- **Work required**
Write what comes next in the email thread about heat-treated Dana 44 front spindles, picking up right after its last line.

My notes say "8 inch white spoke wheels with hardened front spindles
offered" in 1977.  Before this, the 7" chrome rims were the widest
offered and as I recall, the hardened spindles were theoretically
required for the wider wheels. 

I have no comment on the fact that many of us have run wider rims on the
earlier spindles.

Howard

On Sat, 13 Mar 2004 15:34:02 -0800 "Jim or Ginger Aos"
<jaos@domain.elided> writes:
> ----- Original Message ----- 
> From: "James Lidberg" <jameslidberg@domain.elided>
> To: <ihc@domain.elided>
> Sent: Friday, March 12, 2004 8:55 PM
> Subject: [ihc] Front Spindles Heat treated?
> 
> 
> > Dana 44 front axle: are the spindles heat treated?
> 
> I THINK that they are. That is usually why you see a very fine grain
> structure in the broken sections, when they do break.  The higher 
> the carbon
> equivalency rating, ( higher alloy steel), the higher  the heat 
> required to
> weaken it.  Or soften the heat treatin effect.  What happens when 
> you do
> overheat a heat treated object is anneal or soften it.   This 
> reheating is
> called drawing the brittleness & hardness out to make tough and just 
> hard
> enough without being too brittle or too soft.  How much depends on 
> alloy
> content.  I had to take one pice of steel up to 1200 F in order to 
> soften it
> enough to work (machine ) it.  The color range( severity of 
> oxidation) of
> steel is approximated below.  This reheating is referred to as 
> tempering,
> ( temper means control).  Lose your temper = lose control.  A file 
> is made
> out of all the same steel but; the file cuts other steel and the 
> tang that
> will bend is of the same steel, and a similar file will cut the tang 
> of
> anothe file.  The difference is in the heat treating
> 
> Lt. straw             400 degrees F
> Dr.    straw         450 degrees F
> Lavendar            500 degrees F
> Dr. blue              600 degrees F
> Lt. blue               650 degrees F
> Dull red on a dark day 1,000 degrees F
> 
> These are approximate and are dependant on a failing memory, and 
> this is
> more than you asked for Jim A.
> 
> >
> > My bearings got so hot they cracked the hubs from the inside out 
> and
> turned the spindles blue, a rather dark blue, in
> > bands just where the inner bearing races contact them.
> >
> > Are the spindles toast? Do they need to be replaced?
> >
> > The bearing rollers themselves are OK, the inner and outer races 
> drew off
> the heat, tuned black in spots,  and put the
> > heat to the hubs and spindles - new one on me. I've always seen 
> the
> rollers disintegrate first before the heat built up
> > so high.
> >
> > I think it was the grease that did them in. Morey's Red.

- **Data excerpt**
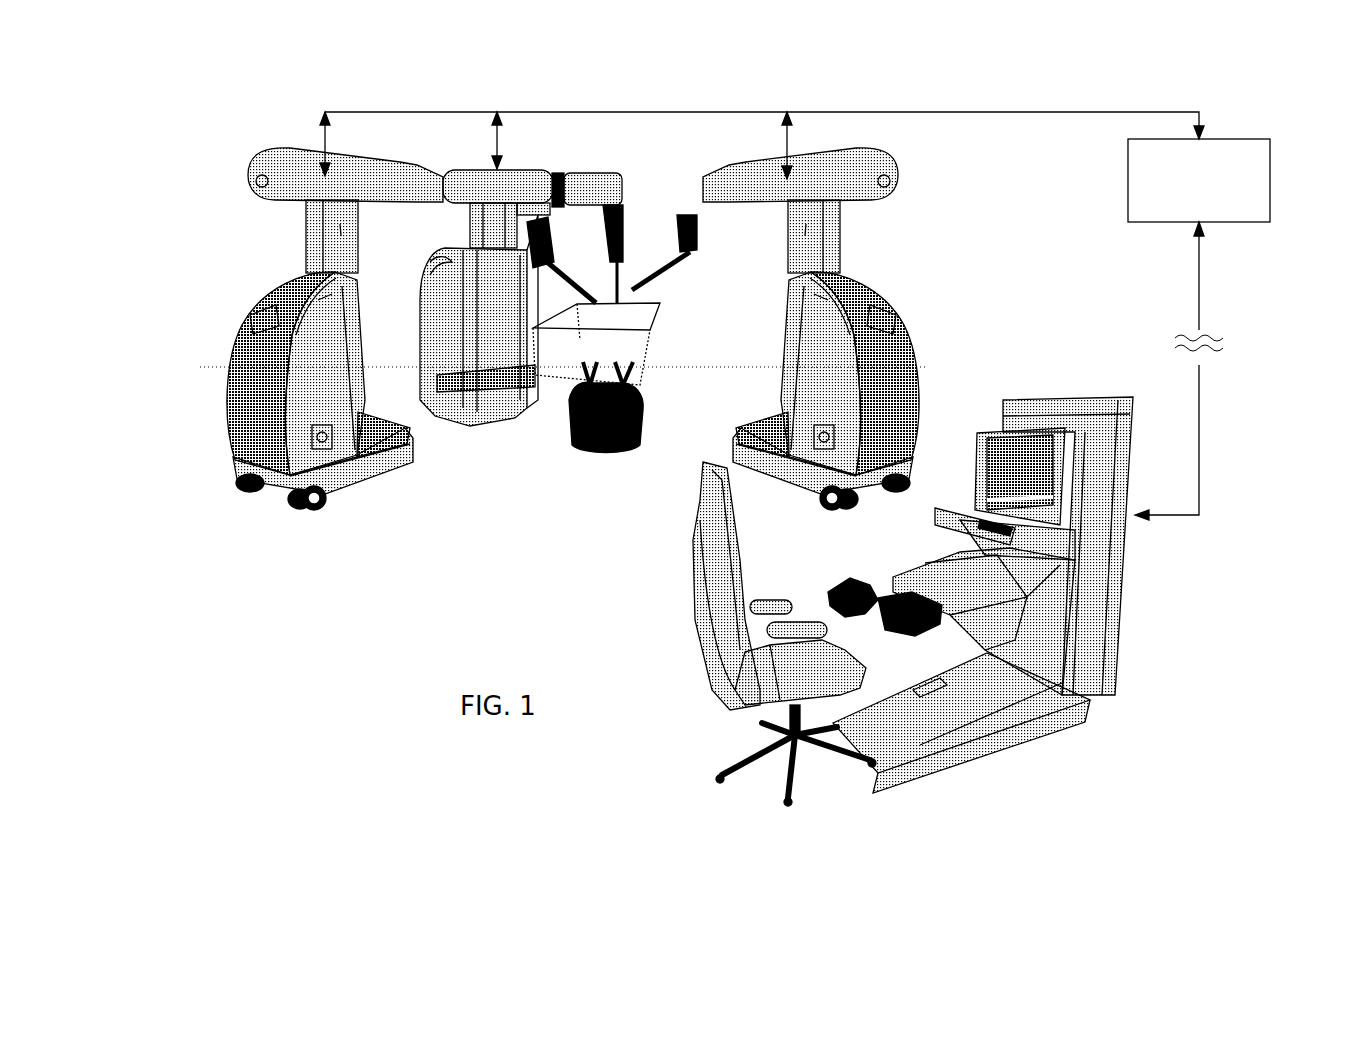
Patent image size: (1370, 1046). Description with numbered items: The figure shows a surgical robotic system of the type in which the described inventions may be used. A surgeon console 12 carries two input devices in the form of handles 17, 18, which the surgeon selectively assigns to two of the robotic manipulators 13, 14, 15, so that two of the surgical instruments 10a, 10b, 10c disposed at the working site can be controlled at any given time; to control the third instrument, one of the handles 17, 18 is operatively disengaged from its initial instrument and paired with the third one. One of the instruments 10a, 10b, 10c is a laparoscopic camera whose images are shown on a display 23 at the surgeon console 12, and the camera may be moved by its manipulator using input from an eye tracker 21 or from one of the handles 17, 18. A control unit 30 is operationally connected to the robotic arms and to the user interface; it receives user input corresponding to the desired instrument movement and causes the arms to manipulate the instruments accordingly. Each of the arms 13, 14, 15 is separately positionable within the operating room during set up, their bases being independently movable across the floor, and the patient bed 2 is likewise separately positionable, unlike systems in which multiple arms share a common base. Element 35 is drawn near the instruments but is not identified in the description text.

- **Answer for the task**
> >
> > Here is a quote from their corp web site, it sounds like the best 
> grease
> there is, and that it is great for wheel
> > bearings, doesn't it?
> >
> > http://moreysoilonline.com/products.htm
> > "Morey's Super Real Premium Multi-Purpose EP Grease protects 
> equipment
> worldwide. The ultimate in multipurpose grease,
> > providing stability and performance for agriculture, industry, 
> marine,
> automotive & fleet applications. Suitable for
> > all types of bearings: ball or roller/sealed or open/truck & 
> automotive
> wheel bearings/boat trailer bearings."
> >
> > I read from another site that distributes Morey's, and I read that 
>  the
> bearing rollers are not supposed to go past
> > 5000 RPM, (I think they exceed that at 70MPH):
> >
> > " NOT RECOMMENDED FOR SMALL ANTI-FRICTION BEARINGS OPERATING OVER
> 5000RPM."
> > http://www.unitedbearing.com/MOREYSsuperred.html
> >
> > I used this stuff at the recommendation of a local drive shaft 
> repair
> place, guess now that I should have calculated
> > the roller RPM first, oh well, Live and learn, or better yet: 
> "Burn and
> Learn".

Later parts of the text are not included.